↓

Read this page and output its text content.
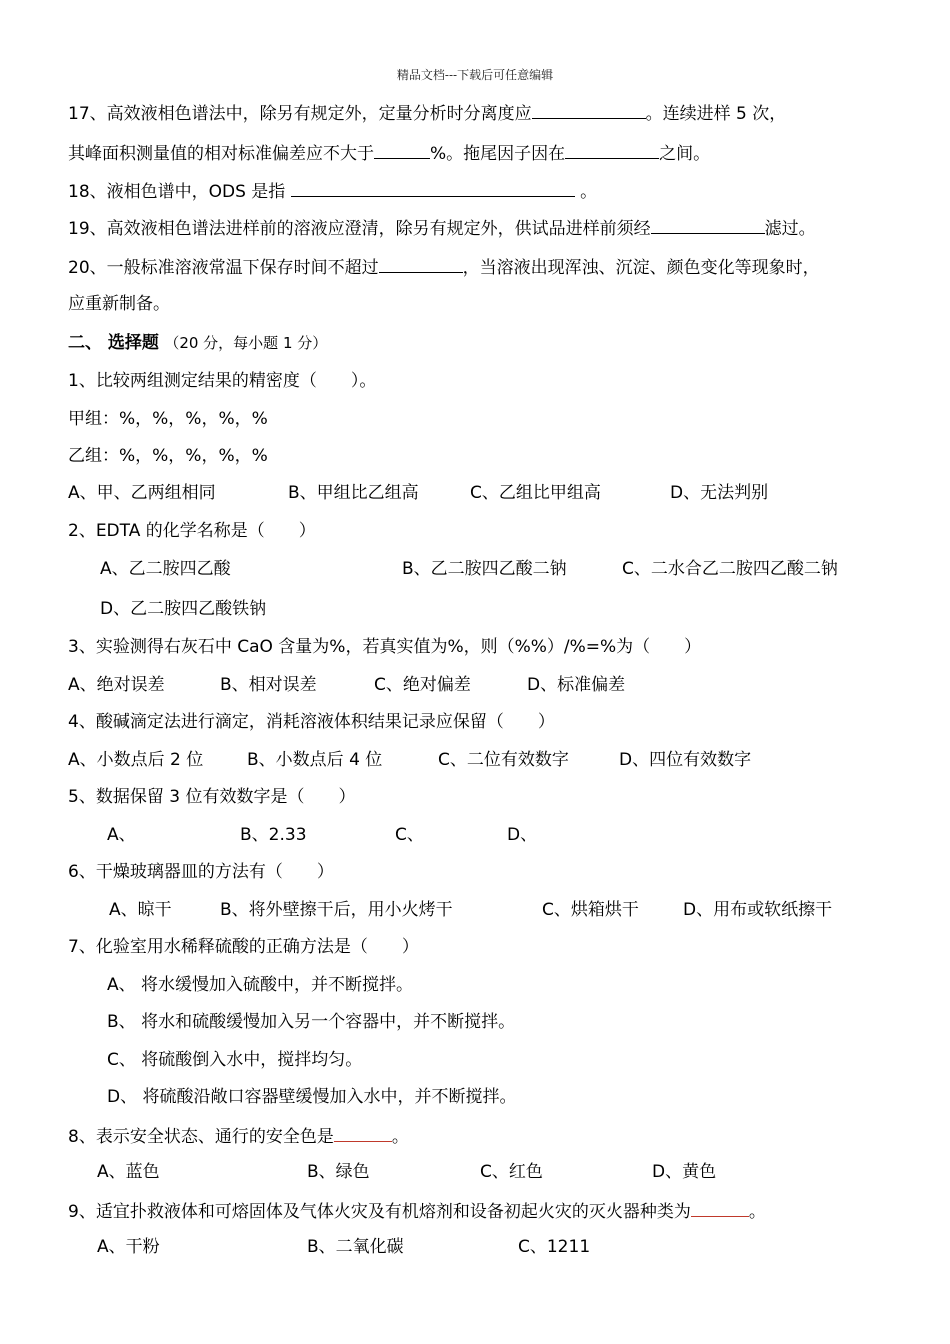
精品文档---下载后可任意编辑
17、高效液相色谱法中，除另有规定外，定量分析时分离度应	。连续进样 5 次，
其峰面积测量值的相对标准偏差应不大于	%。拖尾因子因在	之间。
18、液相色谱中，ODS 是指	。
19、高效液相色谱法进样前的溶液应澄清，除另有规定外，供试品进样前须经	滤过。
20、一般标准溶液常温下保存时间不超过	，当溶液出现浑浊、沉淀、颜色变化等现象时，
应重新制备。
二、 选择题 （20 分，每小题 1 分）
1、比较两组测定结果的精密度（　　）。
甲组：%，%，%，%，%
乙组：%，%，%，%，%
A、甲、乙两组相同	B、甲组比乙组高	C、乙组比甲组高	D、无法判别
2、EDTA 的化学名称是（　　）
A、乙二胺四乙酸	B、乙二胺四乙酸二钠	C、二水合乙二胺四乙酸二钠
D、乙二胺四乙酸铁钠
3、实验测得右灰石中 CaO 含量为%，若真实值为%，则（%%）/%=%为（　　）
A、绝对误差	B、相对误差	C、绝对偏差	D、标准偏差
4、酸碱滴定法进行滴定，消耗溶液体积结果记录应保留（　　）
A、小数点后 2 位	B、小数点后 4 位	C、二位有效数字	D、四位有效数字
5、数据保留 3 位有效数字是（　　）
A、	B、2.33	C、	D、
6、干燥玻璃器皿的方法有（　　）
A、晾干	B、将外壁擦干后，用小火烤干	C、烘箱烘干	D、用布或软纸擦干
7、化验室用水稀释硫酸的正确方法是（　　）
A、 将水缓慢加入硫酸中，并不断搅拌。
B、 将水和硫酸缓慢加入另一个容器中，并不断搅拌。
C、 将硫酸倒入水中，搅拌均匀。
D、 将硫酸沿敞口容器壁缓慢加入水中，并不断搅拌。
8、表示安全状态、通行的安全色是	。
A、蓝色	B、绿色	C、红色	D、黄色
9、适宜扑救液体和可熔固体及气体火灾及有机熔剂和设备初起火灾的灭火器种类为	。
A、干粉	B、二氧化碳	C、1211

↑

What the exercise asks:
Copy the records above exactly, omitting every picture.

Correct answer:
Read this page and output its text content.
精品文档---下载后可任意编辑
17、高效液相色谱法中，除另有规定外，定量分析时分离度应	。连续进样 5 次，
其峰面积测量值的相对标准偏差应不大于	%。拖尾因子因在	之间。
18、液相色谱中，ODS 是指	。
19、高效液相色谱法进样前的溶液应澄清，除另有规定外，供试品进样前须经	滤过。
20、一般标准溶液常温下保存时间不超过	，当溶液出现浑浊、沉淀、颜色变化等现象时，
应重新制备。
二、 选择题 （20 分，每小题 1 分）
1、比较两组测定结果的精密度（　　）。
甲组：%，%，%，%，%
乙组：%，%，%，%，%
A、甲、乙两组相同	B、甲组比乙组高	C、乙组比甲组高	D、无法判别
2、EDTA 的化学名称是（　　）
A、乙二胺四乙酸	B、乙二胺四乙酸二钠	C、二水合乙二胺四乙酸二钠
D、乙二胺四乙酸铁钠
3、实验测得右灰石中 CaO 含量为%，若真实值为%，则（%%）/%=%为（　　）
A、绝对误差	B、相对误差	C、绝对偏差	D、标准偏差
4、酸碱滴定法进行滴定，消耗溶液体积结果记录应保留（　　）
A、小数点后 2 位	B、小数点后 4 位	C、二位有效数字	D、四位有效数字
5、数据保留 3 位有效数字是（　　）
A、	B、2.33	C、	D、
6、干燥玻璃器皿的方法有（　　）
A、晾干	B、将外壁擦干后，用小火烤干	C、烘箱烘干	D、用布或软纸擦干
7、化验室用水稀释硫酸的正确方法是（　　）
A、 将水缓慢加入硫酸中，并不断搅拌。
B、 将水和硫酸缓慢加入另一个容器中，并不断搅拌。
C、 将硫酸倒入水中，搅拌均匀。
D、 将硫酸沿敞口容器壁缓慢加入水中，并不断搅拌。
8、表示安全状态、通行的安全色是	。
A、蓝色	B、绿色	C、红色	D、黄色
9、适宜扑救液体和可熔固体及气体火灾及有机熔剂和设备初起火灾的灭火器种类为	。
A、干粉	B、二氧化碳	C、1211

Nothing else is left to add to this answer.